* START RECORDS FOR THE TASK *
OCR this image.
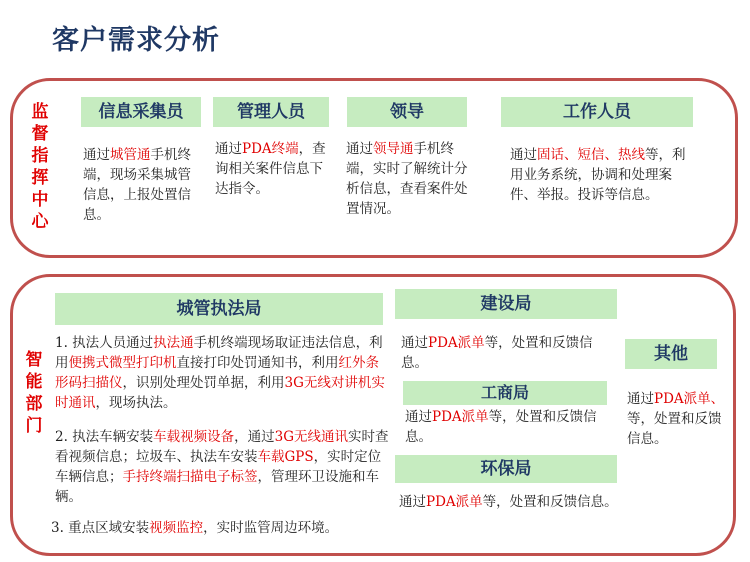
客户需求分析
监督指挥中心
信息采集员
通过城管通手机终端，现场采集城管信息，上报处置信息。
管理人员
通过PDA终端，查询相关案件信息下达指令。
领导
通过领导通手机终端，实时了解统计分析信息，查看案件处置情况。
工作人员
通过固话、短信、热线等，利用业务系统，协调和处理案件、举报。投诉等信息。
智能部门
城管执法局
1. 执法人员通过执法通手机终端现场取证违法信息，利用便携式微型打印机直接打印处罚通知书，利用红外条形码扫描仪，识别处理处罚单据，利用3G无线对讲机实时通讯，现场执法。
2. 执法车辆安装车载视频设备，通过3G无线通讯实时查看视频信息；垃圾车、执法车安装车载GPS，实时定位车辆信息；手持终端扫描电子标签，管理环卫设施和车辆。
3. 重点区域安装视频监控，实时监管周边环境。
建设局
通过PDA派单等，处置和反馈信息。
工商局
通过PDA派单等，处置和反馈信息。
环保局
通过PDA派单等，处置和反馈信息。
其他
通过PDA派单、等，处置和反馈信息。
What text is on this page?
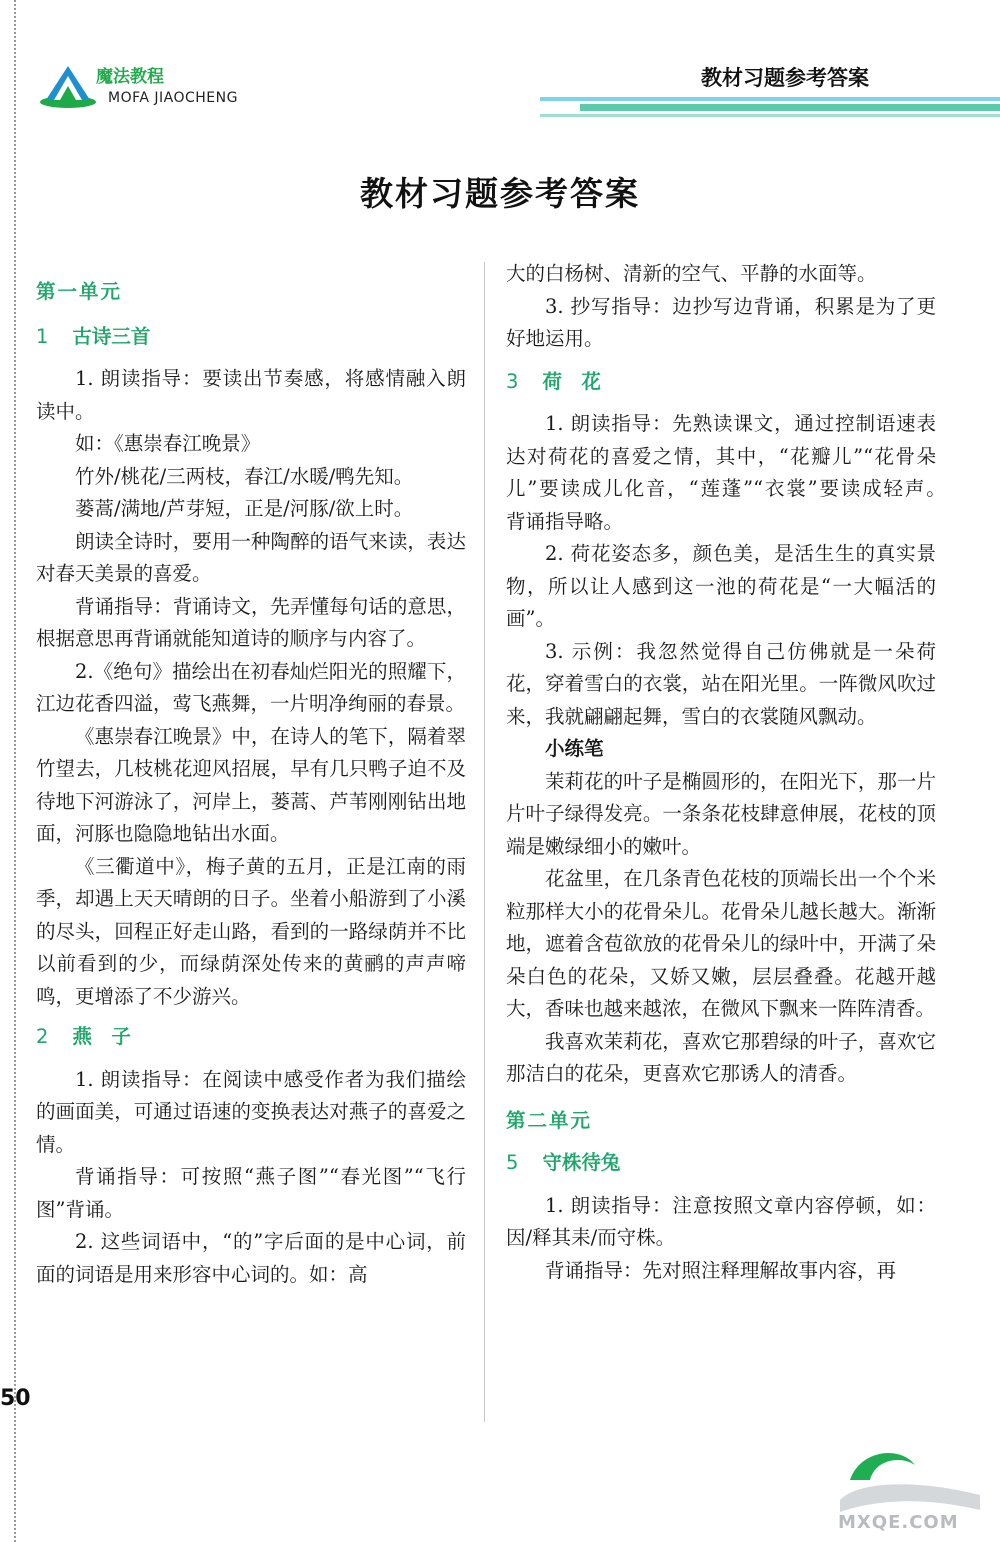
魔法教程
MOFA JIAOCHENG
教材习题参考答案
教材习题参考答案

第一单元

1 古诗三首

1. 朗读指导：要读出节奏感，将感情融入朗读中。

如：《惠崇春江晚景》

竹外/桃花/三两枝，春江/水暖/鸭先知。

蒌蒿/满地/芦芽短，正是/河豚/欲上时。

朗读全诗时，要用一种陶醉的语气来读，表达对春天美景的喜爱。

背诵指导：背诵诗文，先弄懂每句话的意思，根据意思再背诵就能知道诗的顺序与内容了。

2.《绝句》描绘出在初春灿烂阳光的照耀下，江边花香四溢，莺飞燕舞，一片明净绚丽的春景。

《惠崇春江晚景》中，在诗人的笔下，隔着翠竹望去，几枝桃花迎风招展，早有几只鸭子迫不及待地下河游泳了，河岸上，蒌蒿、芦苇刚刚钻出地面，河豚也隐隐地钻出水面。

《三衢道中》，梅子黄的五月，正是江南的雨季，却遇上天天晴朗的日子。坐着小船游到了小溪的尽头，回程正好走山路，看到的一路绿荫并不比以前看到的少，而绿荫深处传来的黄鹂的声声啼鸣，更增添了不少游兴。

2 燕　子

1. 朗读指导：在阅读中感受作者为我们描绘的画面美，可通过语速的变换表达对燕子的喜爱之情。

背诵指导：可按照“燕子图”“春光图”“飞行图”背诵。

2. 这些词语中，“的”字后面的是中心词，前面的词语是用来形容中心词的。如：高

大的白杨树、清新的空气、平静的水面等。

3. 抄写指导：边抄写边背诵，积累是为了更好地运用。

3 荷　花

1. 朗读指导：先熟读课文，通过控制语速表达对荷花的喜爱之情，其中，“花瓣儿”“花骨朵儿”要读成儿化音，“莲蓬”“衣裳”要读成轻声。　背诵指导略。

2. 荷花姿态多，颜色美，是活生生的真实景物，所以让人感到这一池的荷花是“一大幅活的画”。

3. 示例：我忽然觉得自己仿佛就是一朵荷花，穿着雪白的衣裳，站在阳光里。一阵微风吹过来，我就翩翩起舞，雪白的衣裳随风飘动。

小练笔

茉莉花的叶子是椭圆形的，在阳光下，那一片片叶子绿得发亮。一条条花枝肆意伸展，花枝的顶端是嫩绿细小的嫩叶。

花盆里，在几条青色花枝的顶端长出一个个米粒那样大小的花骨朵儿。花骨朵儿越长越大。渐渐地，遮着含苞欲放的花骨朵儿的绿叶中，开满了朵朵白色的花朵，又娇又嫩，层层叠叠。花越开越大，香味也越来越浓，在微风下飘来一阵阵清香。

我喜欢茉莉花，喜欢它那碧绿的叶子，喜欢它那洁白的花朵，更喜欢它那诱人的清香。

第二单元

5 守株待兔

1. 朗读指导：注意按照文章内容停顿，如：因/释其耒/而守株。

背诵指导：先对照注释理解故事内容，再

50
MXQE.COM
* END RECORDS FOR THE TASK *
## BRIEF
Track down the lines that include the word "朗读指导" and copy them.

## EXPECTED ANSWER
1. 朗读指导：要读出节奏感，将感情融入朗读中。
1. 朗读指导：在阅读中感受作者为我们描绘的画面美，可通过语速的变换表达对燕子的喜爱之情。
1. 朗读指导：先熟读课文，通过控制语速表达对荷花的喜爱之情，其中，“花瓣儿”“花骨朵儿”要读成儿化音，“莲蓬”“衣裳”要读成轻声。　背诵指导略。
1. 朗读指导：注意按照文章内容停顿，如：因/释其耒/而守株。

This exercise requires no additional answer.